# TASK DIRECTIONS:
Count the lines containing "suis" in the entries underneath, and state that count without anything else.

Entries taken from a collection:
· · ·
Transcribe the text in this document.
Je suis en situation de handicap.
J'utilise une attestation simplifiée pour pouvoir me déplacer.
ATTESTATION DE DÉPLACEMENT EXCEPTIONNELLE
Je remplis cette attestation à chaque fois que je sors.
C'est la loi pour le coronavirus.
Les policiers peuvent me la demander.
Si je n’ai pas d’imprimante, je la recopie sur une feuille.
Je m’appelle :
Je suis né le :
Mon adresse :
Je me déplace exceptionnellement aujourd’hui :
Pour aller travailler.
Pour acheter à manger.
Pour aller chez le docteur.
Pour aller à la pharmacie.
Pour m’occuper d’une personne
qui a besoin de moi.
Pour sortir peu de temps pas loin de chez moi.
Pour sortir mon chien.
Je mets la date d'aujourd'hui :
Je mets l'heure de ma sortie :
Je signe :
· · ·
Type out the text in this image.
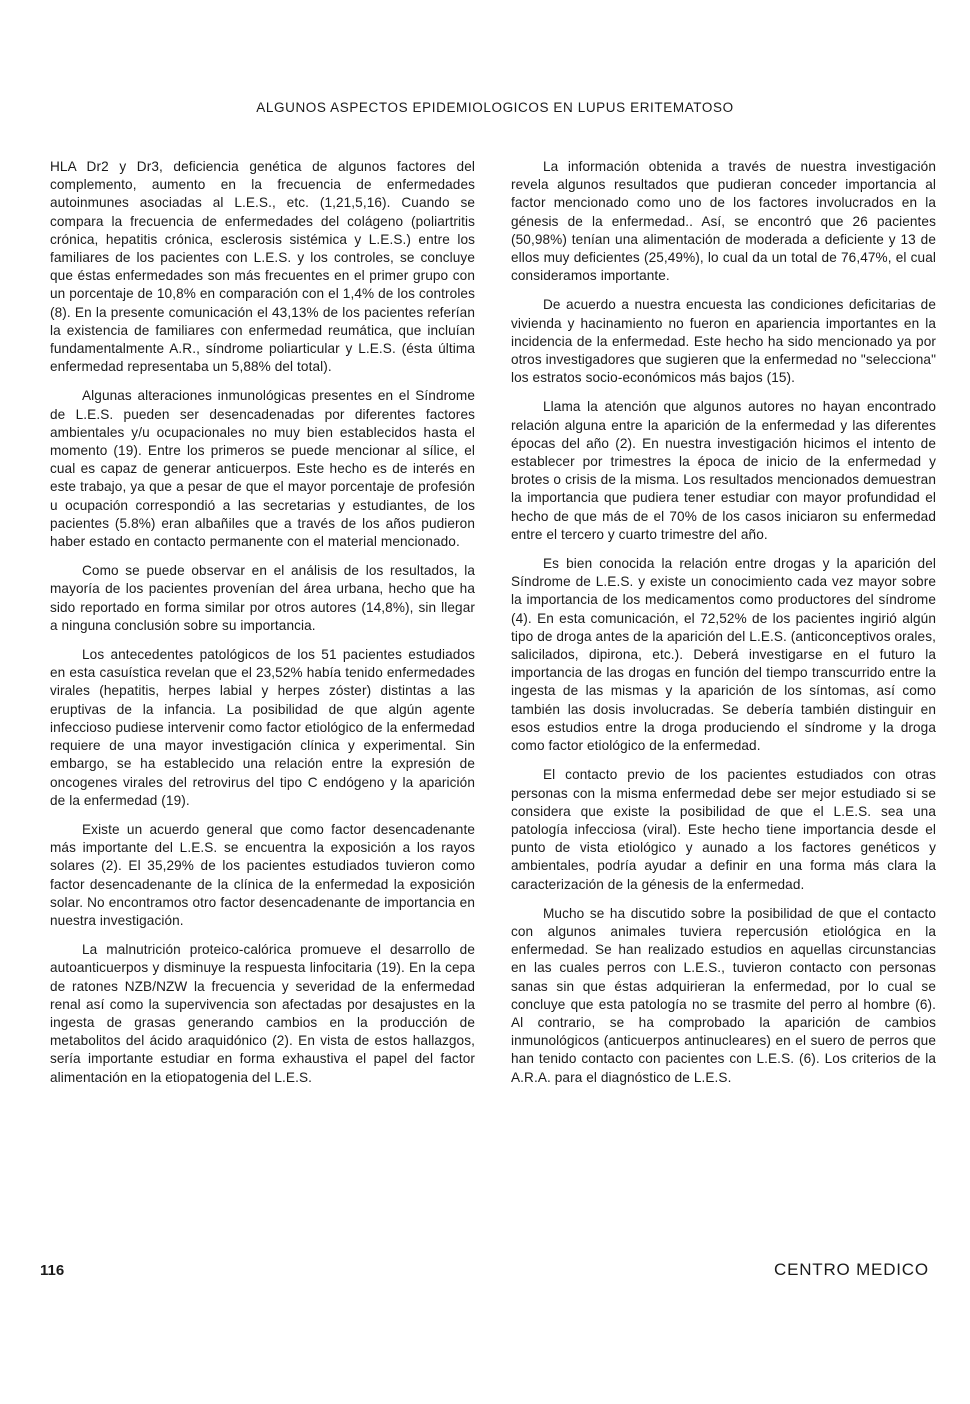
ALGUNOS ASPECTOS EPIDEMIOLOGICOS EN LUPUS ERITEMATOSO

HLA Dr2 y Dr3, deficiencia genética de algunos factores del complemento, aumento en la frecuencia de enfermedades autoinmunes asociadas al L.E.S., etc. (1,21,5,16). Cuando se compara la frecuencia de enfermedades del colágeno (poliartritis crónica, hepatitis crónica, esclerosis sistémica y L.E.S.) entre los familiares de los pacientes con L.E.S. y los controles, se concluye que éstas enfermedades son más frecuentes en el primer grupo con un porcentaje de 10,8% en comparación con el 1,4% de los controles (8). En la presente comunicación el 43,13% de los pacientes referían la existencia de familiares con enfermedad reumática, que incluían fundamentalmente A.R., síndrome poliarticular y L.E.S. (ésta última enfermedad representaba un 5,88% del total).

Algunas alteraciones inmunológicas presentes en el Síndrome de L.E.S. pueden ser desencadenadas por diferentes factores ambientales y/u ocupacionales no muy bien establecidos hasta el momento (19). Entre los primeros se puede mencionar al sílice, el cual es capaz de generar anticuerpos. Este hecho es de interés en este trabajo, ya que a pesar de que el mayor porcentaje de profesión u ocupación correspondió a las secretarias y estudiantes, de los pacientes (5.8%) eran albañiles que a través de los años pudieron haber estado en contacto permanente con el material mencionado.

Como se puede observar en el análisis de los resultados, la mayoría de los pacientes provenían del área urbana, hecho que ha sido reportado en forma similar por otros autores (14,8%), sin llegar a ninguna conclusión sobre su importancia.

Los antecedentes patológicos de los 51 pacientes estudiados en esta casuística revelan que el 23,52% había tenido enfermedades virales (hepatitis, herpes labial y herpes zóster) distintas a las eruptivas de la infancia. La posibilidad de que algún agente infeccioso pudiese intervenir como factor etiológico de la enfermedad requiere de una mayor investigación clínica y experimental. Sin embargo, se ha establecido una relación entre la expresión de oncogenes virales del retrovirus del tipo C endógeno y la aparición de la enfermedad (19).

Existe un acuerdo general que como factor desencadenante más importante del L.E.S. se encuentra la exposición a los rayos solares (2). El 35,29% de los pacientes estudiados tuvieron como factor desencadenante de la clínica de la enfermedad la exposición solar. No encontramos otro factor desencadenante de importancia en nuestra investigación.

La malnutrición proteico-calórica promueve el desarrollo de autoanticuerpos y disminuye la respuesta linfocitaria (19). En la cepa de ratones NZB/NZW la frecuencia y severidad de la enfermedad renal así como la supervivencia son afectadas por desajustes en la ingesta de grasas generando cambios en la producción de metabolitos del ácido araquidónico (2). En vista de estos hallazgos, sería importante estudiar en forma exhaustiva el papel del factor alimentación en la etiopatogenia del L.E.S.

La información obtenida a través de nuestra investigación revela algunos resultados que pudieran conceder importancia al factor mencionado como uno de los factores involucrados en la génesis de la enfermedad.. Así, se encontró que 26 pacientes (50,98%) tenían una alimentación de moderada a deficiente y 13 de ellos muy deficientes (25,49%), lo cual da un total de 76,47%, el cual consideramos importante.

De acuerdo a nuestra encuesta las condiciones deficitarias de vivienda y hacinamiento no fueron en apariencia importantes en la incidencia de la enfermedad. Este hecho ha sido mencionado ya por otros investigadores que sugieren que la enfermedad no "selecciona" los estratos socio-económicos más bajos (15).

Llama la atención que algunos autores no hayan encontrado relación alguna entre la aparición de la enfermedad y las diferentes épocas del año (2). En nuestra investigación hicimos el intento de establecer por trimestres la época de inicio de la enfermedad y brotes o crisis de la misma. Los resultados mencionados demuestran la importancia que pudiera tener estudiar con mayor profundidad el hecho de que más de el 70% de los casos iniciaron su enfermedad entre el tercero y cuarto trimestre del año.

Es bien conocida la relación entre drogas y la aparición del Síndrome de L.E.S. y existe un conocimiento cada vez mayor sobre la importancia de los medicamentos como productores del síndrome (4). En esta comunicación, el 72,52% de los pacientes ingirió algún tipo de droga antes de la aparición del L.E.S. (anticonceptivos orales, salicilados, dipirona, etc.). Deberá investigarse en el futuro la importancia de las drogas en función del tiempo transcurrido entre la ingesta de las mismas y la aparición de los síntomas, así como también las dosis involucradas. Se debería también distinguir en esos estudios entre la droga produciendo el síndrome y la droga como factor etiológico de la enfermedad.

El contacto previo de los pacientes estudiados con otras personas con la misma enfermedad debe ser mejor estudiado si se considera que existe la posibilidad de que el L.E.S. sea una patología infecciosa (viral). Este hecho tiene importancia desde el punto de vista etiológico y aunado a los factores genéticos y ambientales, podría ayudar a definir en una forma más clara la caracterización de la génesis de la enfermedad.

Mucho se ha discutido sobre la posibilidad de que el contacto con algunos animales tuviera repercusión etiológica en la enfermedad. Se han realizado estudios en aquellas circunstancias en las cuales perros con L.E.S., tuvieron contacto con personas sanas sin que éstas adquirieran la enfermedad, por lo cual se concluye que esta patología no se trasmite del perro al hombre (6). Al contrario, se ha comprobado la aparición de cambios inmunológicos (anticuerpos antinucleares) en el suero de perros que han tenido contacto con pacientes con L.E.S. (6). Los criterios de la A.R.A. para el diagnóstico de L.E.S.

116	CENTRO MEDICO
· · ·
# SOLVED PROBLEM:
2